[Recorded data]
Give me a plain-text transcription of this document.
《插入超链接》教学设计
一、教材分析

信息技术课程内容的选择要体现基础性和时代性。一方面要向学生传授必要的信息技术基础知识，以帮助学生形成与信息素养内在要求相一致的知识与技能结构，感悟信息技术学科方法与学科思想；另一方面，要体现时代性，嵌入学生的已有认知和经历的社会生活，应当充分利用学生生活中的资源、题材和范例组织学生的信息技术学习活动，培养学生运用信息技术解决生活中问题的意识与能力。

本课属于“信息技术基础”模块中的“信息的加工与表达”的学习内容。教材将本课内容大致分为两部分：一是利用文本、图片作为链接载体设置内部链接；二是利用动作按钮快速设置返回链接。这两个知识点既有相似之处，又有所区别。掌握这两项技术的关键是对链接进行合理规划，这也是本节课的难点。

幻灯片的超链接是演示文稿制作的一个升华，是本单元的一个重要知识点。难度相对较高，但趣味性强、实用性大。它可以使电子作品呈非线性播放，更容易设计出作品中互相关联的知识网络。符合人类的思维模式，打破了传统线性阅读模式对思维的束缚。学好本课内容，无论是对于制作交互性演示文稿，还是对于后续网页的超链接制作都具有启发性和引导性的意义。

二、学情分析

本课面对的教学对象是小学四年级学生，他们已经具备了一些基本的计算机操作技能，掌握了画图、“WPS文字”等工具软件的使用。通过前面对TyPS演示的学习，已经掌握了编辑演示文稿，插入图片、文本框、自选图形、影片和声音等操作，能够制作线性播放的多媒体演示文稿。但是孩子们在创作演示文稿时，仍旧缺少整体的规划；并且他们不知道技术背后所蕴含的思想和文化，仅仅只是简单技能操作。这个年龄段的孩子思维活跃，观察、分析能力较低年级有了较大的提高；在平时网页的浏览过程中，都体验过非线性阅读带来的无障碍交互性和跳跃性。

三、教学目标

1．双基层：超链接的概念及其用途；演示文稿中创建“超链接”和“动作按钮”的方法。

§ Problem
Hand back the material above in full, exactly as written.

§ Response to this task
Give me a plain-text transcription of this document.
《插入超链接》教学设计
一、教材分析

信息技术课程内容的选择要体现基础性和时代性。一方面要向学生传授必要的信息技术基础知识，以帮助学生形成与信息素养内在要求相一致的知识与技能结构，感悟信息技术学科方法与学科思想；另一方面，要体现时代性，嵌入学生的已有认知和经历的社会生活，应当充分利用学生生活中的资源、题材和范例组织学生的信息技术学习活动，培养学生运用信息技术解决生活中问题的意识与能力。

本课属于“信息技术基础”模块中的“信息的加工与表达”的学习内容。教材将本课内容大致分为两部分：一是利用文本、图片作为链接载体设置内部链接；二是利用动作按钮快速设置返回链接。这两个知识点既有相似之处，又有所区别。掌握这两项技术的关键是对链接进行合理规划，这也是本节课的难点。

幻灯片的超链接是演示文稿制作的一个升华，是本单元的一个重要知识点。难度相对较高，但趣味性强、实用性大。它可以使电子作品呈非线性播放，更容易设计出作品中互相关联的知识网络。符合人类的思维模式，打破了传统线性阅读模式对思维的束缚。学好本课内容，无论是对于制作交互性演示文稿，还是对于后续网页的超链接制作都具有启发性和引导性的意义。

二、学情分析

本课面对的教学对象是小学四年级学生，他们已经具备了一些基本的计算机操作技能，掌握了画图、“WPS文字”等工具软件的使用。通过前面对TyPS演示的学习，已经掌握了编辑演示文稿，插入图片、文本框、自选图形、影片和声音等操作，能够制作线性播放的多媒体演示文稿。但是孩子们在创作演示文稿时，仍旧缺少整体的规划；并且他们不知道技术背后所蕴含的思想和文化，仅仅只是简单技能操作。这个年龄段的孩子思维活跃，观察、分析能力较低年级有了较大的提高；在平时网页的浏览过程中，都体验过非线性阅读带来的无障碍交互性和跳跃性。

三、教学目标

1．双基层：超链接的概念及其用途；演示文稿中创建“超链接”和“动作按钮”的方法。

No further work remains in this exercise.